Work to be completed |
Return each line of the material verbatim.

Task input |
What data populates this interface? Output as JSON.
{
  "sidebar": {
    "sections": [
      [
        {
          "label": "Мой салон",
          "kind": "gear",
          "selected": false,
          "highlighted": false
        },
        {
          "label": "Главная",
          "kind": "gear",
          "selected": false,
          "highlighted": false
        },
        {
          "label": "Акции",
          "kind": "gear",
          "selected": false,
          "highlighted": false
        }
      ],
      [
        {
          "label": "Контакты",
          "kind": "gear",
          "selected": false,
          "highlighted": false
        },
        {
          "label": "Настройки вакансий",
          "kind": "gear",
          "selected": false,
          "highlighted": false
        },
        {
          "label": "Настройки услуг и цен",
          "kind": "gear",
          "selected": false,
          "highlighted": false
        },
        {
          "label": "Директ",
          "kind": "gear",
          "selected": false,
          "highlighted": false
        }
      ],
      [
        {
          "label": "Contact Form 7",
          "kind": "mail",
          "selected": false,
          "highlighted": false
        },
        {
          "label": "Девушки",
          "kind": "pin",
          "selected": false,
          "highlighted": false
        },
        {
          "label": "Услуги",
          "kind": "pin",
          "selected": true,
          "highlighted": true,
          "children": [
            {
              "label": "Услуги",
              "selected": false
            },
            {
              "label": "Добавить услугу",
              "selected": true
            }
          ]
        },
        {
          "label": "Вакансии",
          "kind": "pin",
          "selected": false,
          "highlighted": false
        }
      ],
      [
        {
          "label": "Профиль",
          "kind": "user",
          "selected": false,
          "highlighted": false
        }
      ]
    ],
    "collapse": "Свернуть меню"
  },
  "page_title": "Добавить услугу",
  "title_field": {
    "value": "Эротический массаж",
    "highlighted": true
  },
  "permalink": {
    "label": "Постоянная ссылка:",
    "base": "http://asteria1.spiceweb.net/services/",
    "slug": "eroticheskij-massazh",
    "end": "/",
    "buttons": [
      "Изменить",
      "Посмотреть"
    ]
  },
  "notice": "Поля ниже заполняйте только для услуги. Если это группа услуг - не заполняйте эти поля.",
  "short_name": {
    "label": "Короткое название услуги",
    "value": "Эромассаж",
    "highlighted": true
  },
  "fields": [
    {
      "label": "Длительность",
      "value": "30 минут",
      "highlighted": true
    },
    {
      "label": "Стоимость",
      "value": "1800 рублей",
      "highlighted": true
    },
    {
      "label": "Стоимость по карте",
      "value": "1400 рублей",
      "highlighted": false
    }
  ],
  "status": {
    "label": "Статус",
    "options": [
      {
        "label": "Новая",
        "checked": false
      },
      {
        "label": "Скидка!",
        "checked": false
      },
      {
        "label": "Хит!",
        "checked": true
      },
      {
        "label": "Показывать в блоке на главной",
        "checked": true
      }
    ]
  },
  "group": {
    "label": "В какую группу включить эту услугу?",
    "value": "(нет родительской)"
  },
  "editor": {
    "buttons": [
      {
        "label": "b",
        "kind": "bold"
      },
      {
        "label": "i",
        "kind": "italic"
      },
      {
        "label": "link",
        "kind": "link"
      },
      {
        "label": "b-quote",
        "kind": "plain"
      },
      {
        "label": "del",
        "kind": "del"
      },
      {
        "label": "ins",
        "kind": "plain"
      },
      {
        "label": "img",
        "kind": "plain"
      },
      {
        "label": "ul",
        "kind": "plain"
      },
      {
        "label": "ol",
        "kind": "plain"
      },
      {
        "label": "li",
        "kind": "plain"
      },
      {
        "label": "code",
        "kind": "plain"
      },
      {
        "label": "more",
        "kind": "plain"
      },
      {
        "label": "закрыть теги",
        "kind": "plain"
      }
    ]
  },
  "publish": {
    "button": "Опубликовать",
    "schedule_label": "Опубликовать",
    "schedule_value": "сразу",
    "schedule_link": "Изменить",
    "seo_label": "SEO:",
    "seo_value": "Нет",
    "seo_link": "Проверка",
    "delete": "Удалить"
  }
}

Finished exercise |
What data populates this interface? Output as JSON.
{
  "sidebar": {
    "sections": [
      [
        {
          "label": "Мой салон",
          "kind": "gear",
          "selected": false,
          "highlighted": false
        },
        {
          "label": "Главная",
          "kind": "gear",
          "selected": false,
          "highlighted": false
        },
        {
          "label": "Акции",
          "kind": "gear",
          "selected": false,
          "highlighted": false
        }
      ],
      [
        {
          "label": "Контакты",
          "kind": "gear",
          "selected": false,
          "highlighted": false
        },
        {
          "label": "Настройки вакансий",
          "kind": "gear",
          "selected": false,
          "highlighted": false
        },
        {
          "label": "Настройки услуг и цен",
          "kind": "gear",
          "selected": false,
          "highlighted": false
        },
        {
          "label": "Директ",
          "kind": "gear",
          "selected": false,
          "highlighted": false
        }
      ],
      [
        {
          "label": "Contact Form 7",
          "kind": "mail",
          "selected": false,
          "highlighted": false
        },
        {
          "label": "Девушки",
          "kind": "pin",
          "selected": false,
          "highlighted": false
        },
        {
          "label": "Услуги",
          "kind": "pin",
          "selected": true,
          "highlighted": true,
          "children": [
            {
              "label": "Услуги",
              "selected": false
            },
            {
              "label": "Добавить услугу",
              "selected": true
            }
          ]
        },
        {
          "label": "Вакансии",
          "kind": "pin",
          "selected": false,
          "highlighted": false
        }
      ],
      [
        {
          "label": "Профиль",
          "kind": "user",
          "selected": false,
          "highlighted": false
        }
      ]
    ],
    "collapse": "Свернуть меню"
  },
  "page_title": "Добавить услугу",
  "title_field": {
    "value": "Эротический массаж",
    "highlighted": true
  },
  "permalink": {
    "label": "Постоянная ссылка:",
    "base": "http://asteria1.spiceweb.net/services/",
    "slug": "eroticheskij-massazh",
    "end": "/",
    "buttons": [
      "Изменить",
      "Посмотреть"
    ]
  },
  "notice": "Поля ниже заполняйте только для услуги. Если это группа услуг - не заполняйте эти поля.",
  "short_name": {
    "label": "Короткое название услуги",
    "value": "Эромассаж",
    "highlighted": true
  },
  "fields": [
    {
      "label": "Длительность",
      "value": "30 минут",
      "highlighted": true
    },
    {
      "label": "Стоимость",
      "value": "1800 рублей",
      "highlighted": true
    },
    {
      "label": "Стоимость по карте",
      "value": "1400 рублей",
      "highlighted": false
    }
  ],
  "status": {
    "label": "Статус",
    "options": [
      {
        "label": "Новая",
        "checked": false
      },
      {
        "label": "Скидка!",
        "checked": false
      },
      {
        "label": "Хит!",
        "checked": true
      },
      {
        "label": "Показывать в блоке на главной",
        "checked": true
      }
    ]
  },
  "group": {
    "label": "В какую группу включить эту услугу?",
    "value": "(нет родительской)"
  },
  "editor": {
    "buttons": [
      {
        "label": "b",
        "kind": "bold"
      },
      {
        "label": "i",
        "kind": "italic"
      },
      {
        "label": "link",
        "kind": "link"
      },
      {
        "label": "b-quote",
        "kind": "plain"
      },
      {
        "label": "del",
        "kind": "del"
      },
      {
        "label": "ins",
        "kind": "plain"
      },
      {
        "label": "img",
        "kind": "plain"
      },
      {
        "label": "ul",
        "kind": "plain"
      },
      {
        "label": "ol",
        "kind": "plain"
      },
      {
        "label": "li",
        "kind": "plain"
      },
      {
        "label": "code",
        "kind": "plain"
      },
      {
        "label": "more",
        "kind": "plain"
      },
      {
        "label": "закрыть теги",
        "kind": "plain"
      }
    ]
  },
  "publish": {
    "button": "Опубликовать",
    "schedule_label": "Опубликовать",
    "schedule_value": "сразу",
    "schedule_link": "Изменить",
    "seo_label": "SEO:",
    "seo_value": "Нет",
    "seo_link": "Проверка",
    "delete": "Удалить"
  }
}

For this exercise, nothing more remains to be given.